Exercise brief. Go through the entries below and print each one exactly, leaving out pictures.

(A run of records)
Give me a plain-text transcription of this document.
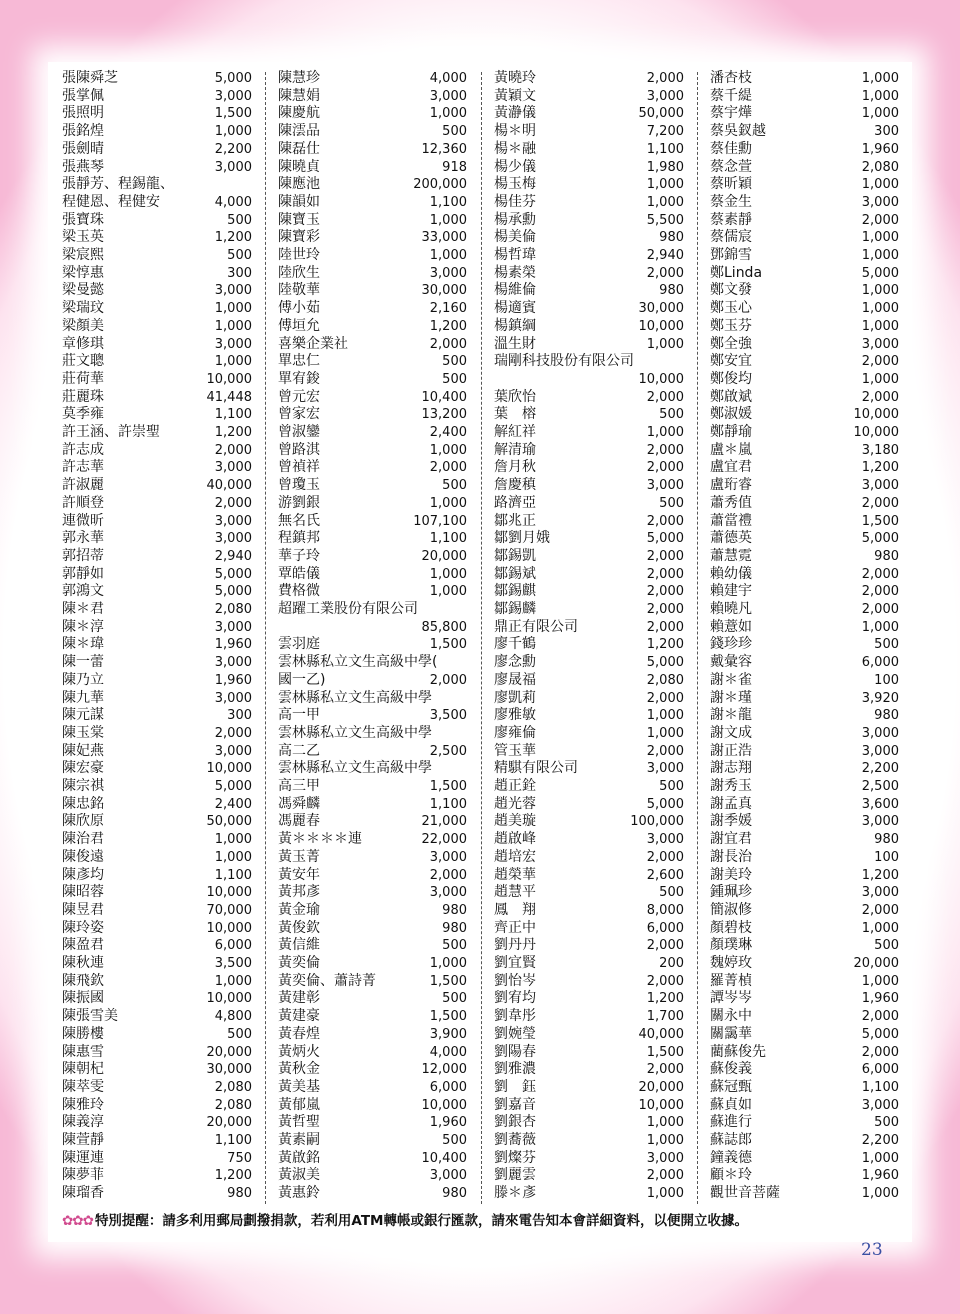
張陳舜芝	5,000
張掌佩	3,000
張照明	1,500
張銘煌	1,000
張劍晴	2,200
張燕琴	3,000
張靜芳、程錫龍、
程健恩、程健安	4,000
張寶珠	500
梁玉英	1,200
梁宸熙	500
梁惇惠	300
梁曼懿	3,000
梁瑞玟	1,000
梁顏美	1,000
章修琪	3,000
莊文聰	1,000
莊荷華	10,000
莊麗珠	41,448
莫季雍	1,100
許王涵、許崇聖	1,200
許志成	2,000
許志華	3,000
許淑麗	40,000
許順登	2,000
連微昕	3,000
郭永華	3,000
郭招蒂	2,940
郭靜如	5,000
郭鴻文	5,000
陳＊君	2,080
陳＊淳	3,000
陳＊瑋	1,960
陳一蕾	3,000
陳乃立	1,960
陳九華	3,000
陳元謀	300
陳玉棠	2,000
陳妃燕	3,000
陳宏豪	10,000
陳宗祺	5,000
陳忠銘	2,400
陳欣原	50,000
陳治君	1,000
陳俊遠	1,000
陳彥均	1,100
陳昭蓉	10,000
陳昱君	70,000
陳玲姿	10,000
陳盈君	6,000
陳秋連	3,500
陳飛欽	1,000
陳振國	10,000
陳張雪美	4,800
陳勝樓	500
陳惠雪	20,000
陳朝杞	30,000
陳萃雯	2,080
陳雅玲	2,080
陳義淳	20,000
陳萱靜	1,100
陳運連	750
陳夢菲	1,200
陳瑠香	980
陳慧珍	4,000
陳慧娟	3,000
陳慶航	1,000
陳澐品	500
陳磊仕	12,360
陳曉貞	918
陳應池	200,000
陳韻如	1,100
陳寶玉	1,000
陳寶彩	33,000
陸世玲	1,000
陸欣生	3,000
陸敬華	30,000
傅小茹	2,160
傅垣允	1,200
喜樂企業社	2,000
單忠仁	500
單宥鋑	500
曾元宏	10,400
曾家宏	13,200
曾淑鑾	2,400
曾路淇	1,000
曾禎祥	2,000
曾瓊玉	500
游劉銀	1,000
無名氏	107,100
程鎮邦	1,100
華子玲	20,000
覃皓儀	1,000
費格微	1,000
超躍工業股份有限公司
85,800
雲羽庭	1,500
雲林縣私立文生高級中學(
國一乙)	2,000
雲林縣私立文生高級中學
高一甲	3,500
雲林縣私立文生高級中學
高二乙	2,500
雲林縣私立文生高級中學
高三甲	1,500
馮舜麟	1,100
馮麗春	21,000
黃＊＊＊＊連	22,000
黃玉菁	3,000
黃安年	2,000
黃邦彥	3,000
黃金瑜	980
黃俊欽	980
黃信維	500
黃奕倫	1,000
黃奕倫、蕭詩菁	1,500
黃建彰	500
黃建豪	1,500
黃春煌	3,900
黃炳火	4,000
黃秋金	12,000
黃美基	6,000
黃郁嵐	10,000
黃哲聖	1,960
黃素嗣	500
黃啟銘	10,400
黃淑美	3,000
黃惠鈴	980
黃曉玲	2,000
黃穎文	3,000
黃瀞儀	50,000
楊＊明	7,200
楊＊融	1,100
楊少儀	1,980
楊玉梅	1,000
楊佳芬	1,000
楊承勳	5,500
楊美倫	980
楊哲瑋	2,940
楊素榮	2,000
楊維倫	980
楊適賓	30,000
楊鎮綱	10,000
溫生財	1,000
瑞剛科技股份有限公司
10,000
葉欣怡	2,000
葉　榕	500
解紅祥	1,000
解清瑜	2,000
詹月秋	2,000
詹慶稹	3,000
路濟亞	500
鄒兆正	2,000
鄒劉月娥	5,000
鄒錫凱	2,000
鄒錫斌	2,000
鄒錫麒	2,000
鄒錫麟	2,000
鼎正有限公司	2,000
廖千鶴	1,200
廖念勳	5,000
廖晟福	2,080
廖凱莉	2,000
廖雅敏	1,000
廖雍倫	1,000
管玉華	2,000
精騏有限公司	3,000
趙正銓	500
趙光蓉	5,000
趙美璇	100,000
趙啟峰	3,000
趙培宏	2,000
趙榮華	2,600
趙慧平	500
鳳　翔	8,000
齊正中	6,000
劉丹丹	2,000
劉宜賢	200
劉怡岑	2,000
劉宥均	1,200
劉韋彤	1,700
劉婉瑩	40,000
劉陽春	1,500
劉雅濃	2,000
劉　鈺	20,000
劉嘉音	10,000
劉銀杏	1,000
劉蕎薇	1,000
劉燦芬	3,000
劉麗雲	2,000
滕＊彥	1,000
潘杏枝	1,000
蔡千緹	1,000
蔡宇燁	1,000
蔡吳釵越	300
蔡佳勳	1,960
蔡念萱	2,080
蔡昕穎	1,000
蔡金生	3,000
蔡素靜	2,000
蔡儒宸	1,000
鄧錦雪	1,000
鄭Linda	5,000
鄭文發	1,000
鄭玉心	1,000
鄭玉芬	1,000
鄭全強	3,000
鄭安宜	2,000
鄭俊均	1,000
鄭啟斌	2,000
鄭淑媛	10,000
鄭靜瑜	10,000
盧＊嵐	3,180
盧宜君	1,200
盧珩睿	3,000
蕭秀值	2,000
蕭當禮	1,500
蕭德英	5,000
蕭慧霓	980
賴幼儀	2,000
賴建宇	2,000
賴曉凡	2,000
賴薏如	1,000
錢珍珍	500
戴彙容	6,000
謝＊雀	100
謝＊瑾	3,920
謝＊龍	980
謝文成	3,000
謝正浩	3,000
謝志翔	2,200
謝秀玉	2,500
謝孟真	3,600
謝季媛	3,000
謝宜君	980
謝長治	100
謝美玲	1,200
鍾珮珍	3,000
簡淑修	2,000
顏碧枝	1,000
顏璞琳	500
魏婷玫	20,000
羅菁楨	1,000
譚岑岑	1,960
關永中	2,000
關靄華	5,000
藺蘇俊先	2,000
蘇俊義	6,000
蘇冠甄	1,100
蘇貞如	3,000
蘇進行	500
蘇誌郎	2,200
鐘義德	1,000
顧＊玲	1,960
觀世音菩薩	1,000
✿✿✿ 特別提醒：請多利用郵局劃撥捐款，若利用ATM轉帳或銀行匯款，請來電告知本會詳細資料，以便開立收據。
23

Reply.
Give me a plain-text transcription of this document.
張陳舜芝	5,000
張掌佩	3,000
張照明	1,500
張銘煌	1,000
張劍晴	2,200
張燕琴	3,000
張靜芳、程錫龍、
程健恩、程健安	4,000
張寶珠	500
梁玉英	1,200
梁宸熙	500
梁惇惠	300
梁曼懿	3,000
梁瑞玟	1,000
梁顏美	1,000
章修琪	3,000
莊文聰	1,000
莊荷華	10,000
莊麗珠	41,448
莫季雍	1,100
許王涵、許崇聖	1,200
許志成	2,000
許志華	3,000
許淑麗	40,000
許順登	2,000
連微昕	3,000
郭永華	3,000
郭招蒂	2,940
郭靜如	5,000
郭鴻文	5,000
陳＊君	2,080
陳＊淳	3,000
陳＊瑋	1,960
陳一蕾	3,000
陳乃立	1,960
陳九華	3,000
陳元謀	300
陳玉棠	2,000
陳妃燕	3,000
陳宏豪	10,000
陳宗祺	5,000
陳忠銘	2,400
陳欣原	50,000
陳治君	1,000
陳俊遠	1,000
陳彥均	1,100
陳昭蓉	10,000
陳昱君	70,000
陳玲姿	10,000
陳盈君	6,000
陳秋連	3,500
陳飛欽	1,000
陳振國	10,000
陳張雪美	4,800
陳勝樓	500
陳惠雪	20,000
陳朝杞	30,000
陳萃雯	2,080
陳雅玲	2,080
陳義淳	20,000
陳萱靜	1,100
陳運連	750
陳夢菲	1,200
陳瑠香	980
陳慧珍	4,000
陳慧娟	3,000
陳慶航	1,000
陳澐品	500
陳磊仕	12,360
陳曉貞	918
陳應池	200,000
陳韻如	1,100
陳寶玉	1,000
陳寶彩	33,000
陸世玲	1,000
陸欣生	3,000
陸敬華	30,000
傅小茹	2,160
傅垣允	1,200
喜樂企業社	2,000
單忠仁	500
單宥鋑	500
曾元宏	10,400
曾家宏	13,200
曾淑鑾	2,400
曾路淇	1,000
曾禎祥	2,000
曾瓊玉	500
游劉銀	1,000
無名氏	107,100
程鎮邦	1,100
華子玲	20,000
覃皓儀	1,000
費格微	1,000
超躍工業股份有限公司
85,800
雲羽庭	1,500
雲林縣私立文生高級中學(
國一乙)	2,000
雲林縣私立文生高級中學
高一甲	3,500
雲林縣私立文生高級中學
高二乙	2,500
雲林縣私立文生高級中學
高三甲	1,500
馮舜麟	1,100
馮麗春	21,000
黃＊＊＊＊連	22,000
黃玉菁	3,000
黃安年	2,000
黃邦彥	3,000
黃金瑜	980
黃俊欽	980
黃信維	500
黃奕倫	1,000
黃奕倫、蕭詩菁	1,500
黃建彰	500
黃建豪	1,500
黃春煌	3,900
黃炳火	4,000
黃秋金	12,000
黃美基	6,000
黃郁嵐	10,000
黃哲聖	1,960
黃素嗣	500
黃啟銘	10,400
黃淑美	3,000
黃惠鈴	980
黃曉玲	2,000
黃穎文	3,000
黃瀞儀	50,000
楊＊明	7,200
楊＊融	1,100
楊少儀	1,980
楊玉梅	1,000
楊佳芬	1,000
楊承勳	5,500
楊美倫	980
楊哲瑋	2,940
楊素榮	2,000
楊維倫	980
楊適賓	30,000
楊鎮綱	10,000
溫生財	1,000
瑞剛科技股份有限公司
10,000
葉欣怡	2,000
葉　榕	500
解紅祥	1,000
解清瑜	2,000
詹月秋	2,000
詹慶稹	3,000
路濟亞	500
鄒兆正	2,000
鄒劉月娥	5,000
鄒錫凱	2,000
鄒錫斌	2,000
鄒錫麒	2,000
鄒錫麟	2,000
鼎正有限公司	2,000
廖千鶴	1,200
廖念勳	5,000
廖晟福	2,080
廖凱莉	2,000
廖雅敏	1,000
廖雍倫	1,000
管玉華	2,000
精騏有限公司	3,000
趙正銓	500
趙光蓉	5,000
趙美璇	100,000
趙啟峰	3,000
趙培宏	2,000
趙榮華	2,600
趙慧平	500
鳳　翔	8,000
齊正中	6,000
劉丹丹	2,000
劉宜賢	200
劉怡岑	2,000
劉宥均	1,200
劉韋彤	1,700
劉婉瑩	40,000
劉陽春	1,500
劉雅濃	2,000
劉　鈺	20,000
劉嘉音	10,000
劉銀杏	1,000
劉蕎薇	1,000
劉燦芬	3,000
劉麗雲	2,000
滕＊彥	1,000
潘杏枝	1,000
蔡千緹	1,000
蔡宇燁	1,000
蔡吳釵越	300
蔡佳勳	1,960
蔡念萱	2,080
蔡昕穎	1,000
蔡金生	3,000
蔡素靜	2,000
蔡儒宸	1,000
鄧錦雪	1,000
鄭Linda	5,000
鄭文發	1,000
鄭玉心	1,000
鄭玉芬	1,000
鄭全強	3,000
鄭安宜	2,000
鄭俊均	1,000
鄭啟斌	2,000
鄭淑媛	10,000
鄭靜瑜	10,000
盧＊嵐	3,180
盧宜君	1,200
盧珩睿	3,000
蕭秀值	2,000
蕭當禮	1,500
蕭德英	5,000
蕭慧霓	980
賴幼儀	2,000
賴建宇	2,000
賴曉凡	2,000
賴薏如	1,000
錢珍珍	500
戴彙容	6,000
謝＊雀	100
謝＊瑾	3,920
謝＊龍	980
謝文成	3,000
謝正浩	3,000
謝志翔	2,200
謝秀玉	2,500
謝孟真	3,600
謝季媛	3,000
謝宜君	980
謝長治	100
謝美玲	1,200
鍾珮珍	3,000
簡淑修	2,000
顏碧枝	1,000
顏璞琳	500
魏婷玫	20,000
羅菁楨	1,000
譚岑岑	1,960
關永中	2,000
關靄華	5,000
藺蘇俊先	2,000
蘇俊義	6,000
蘇冠甄	1,100
蘇貞如	3,000
蘇進行	500
蘇誌郎	2,200
鐘義德	1,000
顧＊玲	1,960
觀世音菩薩	1,000
✿✿✿ 特別提醒：請多利用郵局劃撥捐款，若利用ATM轉帳或銀行匯款，請來電告知本會詳細資料，以便開立收據。
23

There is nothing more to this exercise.